→ Written request
Using the data below, repeat all of it precisely.

>> begin Task input

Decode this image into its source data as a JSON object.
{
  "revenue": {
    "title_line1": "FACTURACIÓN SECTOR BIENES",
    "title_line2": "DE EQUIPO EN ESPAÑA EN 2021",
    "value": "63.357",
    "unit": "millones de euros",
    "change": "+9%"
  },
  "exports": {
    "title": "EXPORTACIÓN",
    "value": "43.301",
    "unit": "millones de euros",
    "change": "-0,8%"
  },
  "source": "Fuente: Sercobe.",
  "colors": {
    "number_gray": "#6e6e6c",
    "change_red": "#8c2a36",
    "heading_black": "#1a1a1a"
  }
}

>> end Task input

→ Answer below
Decode this image into its source data as a JSON object.
{
  "revenue": {
    "title_line1": "FACTURACIÓN SECTOR BIENES",
    "title_line2": "DE EQUIPO EN ESPAÑA EN 2021",
    "value": "63.357",
    "unit": "millones de euros",
    "change": "+9%"
  },
  "exports": {
    "title": "EXPORTACIÓN",
    "value": "43.301",
    "unit": "millones de euros",
    "change": "-0,8%"
  },
  "source": "Fuente: Sercobe.",
  "colors": {
    "number_gray": "#6e6e6c",
    "change_red": "#8c2a36",
    "heading_black": "#1a1a1a"
  }
}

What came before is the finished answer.